### Stored data
━━━━━━━━

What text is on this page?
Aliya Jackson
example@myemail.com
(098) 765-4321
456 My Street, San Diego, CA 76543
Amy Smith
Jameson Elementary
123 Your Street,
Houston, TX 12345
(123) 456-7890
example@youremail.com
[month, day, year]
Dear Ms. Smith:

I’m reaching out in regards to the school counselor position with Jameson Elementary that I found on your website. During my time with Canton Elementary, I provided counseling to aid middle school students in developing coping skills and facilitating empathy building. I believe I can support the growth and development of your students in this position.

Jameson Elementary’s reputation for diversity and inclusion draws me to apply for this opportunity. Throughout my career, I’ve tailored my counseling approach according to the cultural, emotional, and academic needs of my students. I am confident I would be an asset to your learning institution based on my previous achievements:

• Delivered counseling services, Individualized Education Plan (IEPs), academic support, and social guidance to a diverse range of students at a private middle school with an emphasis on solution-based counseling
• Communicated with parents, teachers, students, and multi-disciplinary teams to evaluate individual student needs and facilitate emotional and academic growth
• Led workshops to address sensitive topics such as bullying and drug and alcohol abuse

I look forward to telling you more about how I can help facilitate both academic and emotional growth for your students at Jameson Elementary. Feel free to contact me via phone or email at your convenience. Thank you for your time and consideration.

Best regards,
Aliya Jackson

━━━━━━━━

Each line of the listing should be copied exactly.

### Full solution
What text is on this page?
Aliya Jackson
example@myemail.com
(098) 765-4321
456 My Street, San Diego, CA 76543
Amy Smith
Jameson Elementary
123 Your Street,
Houston, TX 12345
(123) 456-7890
example@youremail.com
[month, day, year]
Dear Ms. Smith:

I’m reaching out in regards to the school counselor position with Jameson Elementary that I found on your website. During my time with Canton Elementary, I provided counseling to aid middle school students in developing coping skills and facilitating empathy building. I believe I can support the growth and development of your students in this position.

Jameson Elementary’s reputation for diversity and inclusion draws me to apply for this opportunity. Throughout my career, I’ve tailored my counseling approach according to the cultural, emotional, and academic needs of my students. I am confident I would be an asset to your learning institution based on my previous achievements:

• Delivered counseling services, Individualized Education Plan (IEPs), academic support, and social guidance to a diverse range of students at a private middle school with an emphasis on solution-based counseling
• Communicated with parents, teachers, students, and multi-disciplinary teams to evaluate individual student needs and facilitate emotional and academic growth
• Led workshops to address sensitive topics such as bullying and drug and alcohol abuse

I look forward to telling you more about how I can help facilitate both academic and emotional growth for your students at Jameson Elementary. Feel free to contact me via phone or email at your convenience. Thank you for your time and consideration.

Best regards,
Aliya Jackson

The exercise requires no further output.